Problem statement: Please find all lines in the data that hold the string "Gmunden" and copy them.

[Lines of data]
■ ■ ■ ■ ■

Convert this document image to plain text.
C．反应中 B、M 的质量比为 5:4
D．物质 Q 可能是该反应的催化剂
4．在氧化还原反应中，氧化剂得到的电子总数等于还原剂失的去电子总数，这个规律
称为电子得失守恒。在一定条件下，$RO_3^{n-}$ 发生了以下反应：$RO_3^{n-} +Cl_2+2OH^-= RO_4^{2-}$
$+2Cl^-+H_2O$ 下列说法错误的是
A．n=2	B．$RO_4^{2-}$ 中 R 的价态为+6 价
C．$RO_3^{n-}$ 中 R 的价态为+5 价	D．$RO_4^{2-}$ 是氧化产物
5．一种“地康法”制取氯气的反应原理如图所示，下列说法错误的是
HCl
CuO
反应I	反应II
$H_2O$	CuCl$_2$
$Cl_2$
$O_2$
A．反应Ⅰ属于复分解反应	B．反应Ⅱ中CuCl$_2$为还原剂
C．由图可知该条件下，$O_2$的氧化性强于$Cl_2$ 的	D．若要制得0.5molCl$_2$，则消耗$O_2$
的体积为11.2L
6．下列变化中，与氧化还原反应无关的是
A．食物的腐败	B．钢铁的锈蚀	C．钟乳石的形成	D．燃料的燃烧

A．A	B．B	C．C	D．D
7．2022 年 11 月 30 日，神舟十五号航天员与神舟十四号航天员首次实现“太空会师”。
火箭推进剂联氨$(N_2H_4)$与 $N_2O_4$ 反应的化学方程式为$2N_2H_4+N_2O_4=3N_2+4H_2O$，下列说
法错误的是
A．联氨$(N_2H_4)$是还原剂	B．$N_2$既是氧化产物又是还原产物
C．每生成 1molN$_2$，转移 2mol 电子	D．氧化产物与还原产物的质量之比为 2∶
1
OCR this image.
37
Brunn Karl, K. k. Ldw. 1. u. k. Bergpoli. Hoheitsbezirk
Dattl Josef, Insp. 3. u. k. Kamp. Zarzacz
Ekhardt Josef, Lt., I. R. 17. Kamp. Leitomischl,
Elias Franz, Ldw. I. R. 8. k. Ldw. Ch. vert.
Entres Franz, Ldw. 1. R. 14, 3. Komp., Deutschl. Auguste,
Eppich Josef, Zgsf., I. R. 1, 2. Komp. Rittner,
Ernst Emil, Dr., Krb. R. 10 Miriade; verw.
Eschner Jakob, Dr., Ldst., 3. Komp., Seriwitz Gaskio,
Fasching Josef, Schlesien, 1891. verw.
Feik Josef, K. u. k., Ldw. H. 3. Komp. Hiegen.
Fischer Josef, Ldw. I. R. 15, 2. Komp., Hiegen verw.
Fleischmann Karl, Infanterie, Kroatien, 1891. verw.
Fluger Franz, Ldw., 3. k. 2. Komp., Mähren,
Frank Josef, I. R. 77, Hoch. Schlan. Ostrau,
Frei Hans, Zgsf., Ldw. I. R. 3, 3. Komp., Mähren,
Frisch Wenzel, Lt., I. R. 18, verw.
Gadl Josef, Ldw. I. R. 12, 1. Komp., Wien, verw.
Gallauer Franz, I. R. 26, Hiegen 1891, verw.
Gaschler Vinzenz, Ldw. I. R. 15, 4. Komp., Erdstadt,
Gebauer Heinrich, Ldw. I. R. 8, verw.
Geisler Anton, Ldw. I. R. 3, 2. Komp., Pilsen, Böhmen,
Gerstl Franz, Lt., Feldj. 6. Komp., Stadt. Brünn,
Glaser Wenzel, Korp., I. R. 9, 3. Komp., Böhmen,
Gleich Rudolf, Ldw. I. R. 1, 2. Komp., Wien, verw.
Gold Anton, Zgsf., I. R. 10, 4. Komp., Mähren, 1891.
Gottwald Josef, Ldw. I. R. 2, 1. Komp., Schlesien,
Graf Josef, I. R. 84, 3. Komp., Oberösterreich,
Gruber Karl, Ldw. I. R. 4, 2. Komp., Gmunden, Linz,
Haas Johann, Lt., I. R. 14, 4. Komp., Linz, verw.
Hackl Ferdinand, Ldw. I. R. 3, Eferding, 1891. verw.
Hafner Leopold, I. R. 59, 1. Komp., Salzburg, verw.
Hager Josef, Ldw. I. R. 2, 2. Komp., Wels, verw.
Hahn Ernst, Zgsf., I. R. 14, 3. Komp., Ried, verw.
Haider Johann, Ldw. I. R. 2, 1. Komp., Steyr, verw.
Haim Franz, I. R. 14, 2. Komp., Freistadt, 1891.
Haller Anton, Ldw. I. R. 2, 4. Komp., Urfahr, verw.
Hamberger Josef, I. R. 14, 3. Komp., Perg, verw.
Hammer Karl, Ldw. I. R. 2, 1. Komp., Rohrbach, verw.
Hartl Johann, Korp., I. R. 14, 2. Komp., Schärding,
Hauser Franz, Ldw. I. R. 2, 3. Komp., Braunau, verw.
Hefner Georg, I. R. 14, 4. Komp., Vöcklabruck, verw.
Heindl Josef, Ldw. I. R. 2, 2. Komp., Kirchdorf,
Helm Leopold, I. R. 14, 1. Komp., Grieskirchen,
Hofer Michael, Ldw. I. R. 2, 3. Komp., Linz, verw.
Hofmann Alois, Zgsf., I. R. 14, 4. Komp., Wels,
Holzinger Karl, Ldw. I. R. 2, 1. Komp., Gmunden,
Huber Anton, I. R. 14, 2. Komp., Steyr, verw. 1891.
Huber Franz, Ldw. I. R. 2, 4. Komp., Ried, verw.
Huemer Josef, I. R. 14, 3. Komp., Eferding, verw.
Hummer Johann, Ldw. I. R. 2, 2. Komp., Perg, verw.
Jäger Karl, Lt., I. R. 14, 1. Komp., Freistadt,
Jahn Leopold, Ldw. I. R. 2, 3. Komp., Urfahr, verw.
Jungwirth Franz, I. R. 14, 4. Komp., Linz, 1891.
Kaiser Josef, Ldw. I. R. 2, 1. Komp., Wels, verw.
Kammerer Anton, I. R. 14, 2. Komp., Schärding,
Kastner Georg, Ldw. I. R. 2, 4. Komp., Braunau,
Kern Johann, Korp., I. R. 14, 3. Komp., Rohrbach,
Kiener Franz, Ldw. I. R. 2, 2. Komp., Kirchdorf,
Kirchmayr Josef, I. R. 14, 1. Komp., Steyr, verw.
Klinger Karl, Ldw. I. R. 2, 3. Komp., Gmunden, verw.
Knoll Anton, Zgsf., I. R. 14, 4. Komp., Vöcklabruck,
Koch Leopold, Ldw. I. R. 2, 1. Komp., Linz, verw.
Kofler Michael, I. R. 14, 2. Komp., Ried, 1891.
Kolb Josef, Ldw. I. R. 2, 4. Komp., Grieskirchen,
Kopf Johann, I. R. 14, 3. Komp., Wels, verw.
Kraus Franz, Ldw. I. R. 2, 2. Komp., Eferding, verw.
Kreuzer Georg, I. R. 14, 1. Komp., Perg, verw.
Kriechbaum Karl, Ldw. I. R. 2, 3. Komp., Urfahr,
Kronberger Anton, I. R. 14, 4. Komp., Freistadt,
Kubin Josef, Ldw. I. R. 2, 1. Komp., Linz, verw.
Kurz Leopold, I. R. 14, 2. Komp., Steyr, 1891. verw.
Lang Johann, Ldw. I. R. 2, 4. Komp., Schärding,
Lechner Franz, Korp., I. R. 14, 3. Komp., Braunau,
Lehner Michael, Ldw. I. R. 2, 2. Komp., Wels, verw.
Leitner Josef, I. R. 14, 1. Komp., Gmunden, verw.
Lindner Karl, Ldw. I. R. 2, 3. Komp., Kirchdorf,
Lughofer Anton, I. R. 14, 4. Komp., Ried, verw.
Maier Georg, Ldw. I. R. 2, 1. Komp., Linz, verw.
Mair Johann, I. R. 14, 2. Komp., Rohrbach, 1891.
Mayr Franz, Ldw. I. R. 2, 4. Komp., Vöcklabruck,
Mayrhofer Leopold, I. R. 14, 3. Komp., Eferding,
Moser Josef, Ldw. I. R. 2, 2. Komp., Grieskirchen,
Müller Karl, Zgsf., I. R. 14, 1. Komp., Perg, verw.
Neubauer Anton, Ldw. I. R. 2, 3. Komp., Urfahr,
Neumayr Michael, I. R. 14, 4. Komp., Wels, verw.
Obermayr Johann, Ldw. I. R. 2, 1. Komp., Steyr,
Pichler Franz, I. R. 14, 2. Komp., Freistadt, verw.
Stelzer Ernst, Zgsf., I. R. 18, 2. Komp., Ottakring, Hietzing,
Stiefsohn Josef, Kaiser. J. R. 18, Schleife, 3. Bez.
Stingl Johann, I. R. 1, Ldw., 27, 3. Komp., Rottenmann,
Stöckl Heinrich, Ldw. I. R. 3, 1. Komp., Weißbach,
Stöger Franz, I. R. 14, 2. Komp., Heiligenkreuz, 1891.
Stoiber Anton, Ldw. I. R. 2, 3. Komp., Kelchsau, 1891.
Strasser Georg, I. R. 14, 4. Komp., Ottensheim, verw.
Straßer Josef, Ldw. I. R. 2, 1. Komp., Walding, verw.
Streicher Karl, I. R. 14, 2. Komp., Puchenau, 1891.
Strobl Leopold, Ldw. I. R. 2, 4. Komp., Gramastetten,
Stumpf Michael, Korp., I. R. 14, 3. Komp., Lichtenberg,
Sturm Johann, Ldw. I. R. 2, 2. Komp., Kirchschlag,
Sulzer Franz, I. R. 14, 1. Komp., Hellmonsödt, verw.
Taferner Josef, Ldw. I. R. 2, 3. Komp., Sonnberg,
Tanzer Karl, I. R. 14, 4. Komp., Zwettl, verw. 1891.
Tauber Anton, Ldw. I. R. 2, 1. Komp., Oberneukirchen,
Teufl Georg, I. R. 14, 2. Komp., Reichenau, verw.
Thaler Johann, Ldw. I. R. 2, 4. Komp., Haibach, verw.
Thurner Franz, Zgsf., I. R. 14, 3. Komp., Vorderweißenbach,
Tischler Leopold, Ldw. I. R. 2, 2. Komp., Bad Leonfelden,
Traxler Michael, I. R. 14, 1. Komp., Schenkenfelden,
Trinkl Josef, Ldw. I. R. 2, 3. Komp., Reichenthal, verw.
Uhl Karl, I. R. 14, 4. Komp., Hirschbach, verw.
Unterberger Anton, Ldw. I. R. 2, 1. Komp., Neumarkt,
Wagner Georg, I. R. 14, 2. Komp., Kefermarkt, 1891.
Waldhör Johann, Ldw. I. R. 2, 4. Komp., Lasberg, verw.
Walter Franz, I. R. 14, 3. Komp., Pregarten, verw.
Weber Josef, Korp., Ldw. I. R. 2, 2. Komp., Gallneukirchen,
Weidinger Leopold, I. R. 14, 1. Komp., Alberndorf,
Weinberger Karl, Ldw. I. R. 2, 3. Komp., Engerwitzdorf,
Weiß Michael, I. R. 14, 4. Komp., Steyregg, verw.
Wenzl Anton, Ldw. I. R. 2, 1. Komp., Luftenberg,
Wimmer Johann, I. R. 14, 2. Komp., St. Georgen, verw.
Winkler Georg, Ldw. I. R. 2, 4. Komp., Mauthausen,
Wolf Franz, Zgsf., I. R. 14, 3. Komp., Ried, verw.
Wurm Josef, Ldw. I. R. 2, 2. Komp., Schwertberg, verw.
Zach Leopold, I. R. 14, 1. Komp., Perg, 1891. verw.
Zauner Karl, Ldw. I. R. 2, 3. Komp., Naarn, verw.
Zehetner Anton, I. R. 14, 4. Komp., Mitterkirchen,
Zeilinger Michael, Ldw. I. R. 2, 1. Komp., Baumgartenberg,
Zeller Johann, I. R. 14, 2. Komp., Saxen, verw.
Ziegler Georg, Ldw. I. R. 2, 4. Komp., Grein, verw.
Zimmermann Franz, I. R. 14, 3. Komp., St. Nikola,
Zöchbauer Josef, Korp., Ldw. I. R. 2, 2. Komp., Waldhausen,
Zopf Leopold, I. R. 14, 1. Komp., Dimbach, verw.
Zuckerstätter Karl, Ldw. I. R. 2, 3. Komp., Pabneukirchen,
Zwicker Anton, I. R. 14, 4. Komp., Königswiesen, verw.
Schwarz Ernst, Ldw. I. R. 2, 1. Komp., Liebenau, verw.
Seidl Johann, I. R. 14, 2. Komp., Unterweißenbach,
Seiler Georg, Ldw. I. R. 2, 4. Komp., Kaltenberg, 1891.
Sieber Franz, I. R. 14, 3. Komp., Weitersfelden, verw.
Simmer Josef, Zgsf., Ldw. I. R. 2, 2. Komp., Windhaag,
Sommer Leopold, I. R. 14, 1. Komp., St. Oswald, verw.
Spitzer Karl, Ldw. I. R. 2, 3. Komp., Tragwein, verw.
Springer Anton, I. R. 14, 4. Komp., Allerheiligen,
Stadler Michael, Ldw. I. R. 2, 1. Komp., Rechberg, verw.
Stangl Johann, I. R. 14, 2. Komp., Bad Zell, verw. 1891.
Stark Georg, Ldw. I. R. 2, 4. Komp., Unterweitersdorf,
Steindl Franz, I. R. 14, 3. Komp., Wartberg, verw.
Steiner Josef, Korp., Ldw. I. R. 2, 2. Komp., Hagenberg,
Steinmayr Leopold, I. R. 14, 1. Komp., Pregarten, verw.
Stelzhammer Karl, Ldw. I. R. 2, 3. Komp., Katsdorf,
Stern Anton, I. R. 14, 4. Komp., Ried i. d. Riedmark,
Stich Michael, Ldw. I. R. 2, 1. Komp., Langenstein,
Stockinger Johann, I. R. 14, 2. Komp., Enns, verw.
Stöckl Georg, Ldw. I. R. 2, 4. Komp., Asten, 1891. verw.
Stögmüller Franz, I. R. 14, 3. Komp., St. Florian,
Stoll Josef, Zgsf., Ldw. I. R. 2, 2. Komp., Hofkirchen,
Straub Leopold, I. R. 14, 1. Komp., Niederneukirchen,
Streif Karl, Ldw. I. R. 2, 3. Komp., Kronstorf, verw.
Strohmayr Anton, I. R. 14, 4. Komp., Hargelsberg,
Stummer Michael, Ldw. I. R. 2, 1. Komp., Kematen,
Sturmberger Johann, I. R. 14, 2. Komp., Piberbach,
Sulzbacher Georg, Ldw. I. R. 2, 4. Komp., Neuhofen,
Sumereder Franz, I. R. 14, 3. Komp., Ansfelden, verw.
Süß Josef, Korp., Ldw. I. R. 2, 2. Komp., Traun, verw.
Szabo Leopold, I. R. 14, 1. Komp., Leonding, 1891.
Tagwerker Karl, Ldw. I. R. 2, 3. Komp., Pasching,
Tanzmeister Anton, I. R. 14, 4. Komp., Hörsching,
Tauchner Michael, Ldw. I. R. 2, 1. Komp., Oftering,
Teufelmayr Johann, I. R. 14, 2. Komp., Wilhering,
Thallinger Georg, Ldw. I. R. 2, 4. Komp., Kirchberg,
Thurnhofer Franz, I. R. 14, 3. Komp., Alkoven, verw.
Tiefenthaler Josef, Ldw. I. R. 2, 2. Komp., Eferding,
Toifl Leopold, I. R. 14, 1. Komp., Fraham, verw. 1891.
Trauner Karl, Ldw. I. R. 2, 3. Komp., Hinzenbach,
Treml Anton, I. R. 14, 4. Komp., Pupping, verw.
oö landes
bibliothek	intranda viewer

■ ■ ■ ■ ■

Solution:
Gruber Karl, Ldw. I. R. 4, 2. Komp., Gmunden, Linz,
Holzinger Karl, Ldw. I. R. 2, 1. Komp., Gmunden,
Klinger Karl, Ldw. I. R. 2, 3. Komp., Gmunden, verw.
Leitner Josef, I. R. 14, 1. Komp., Gmunden, verw.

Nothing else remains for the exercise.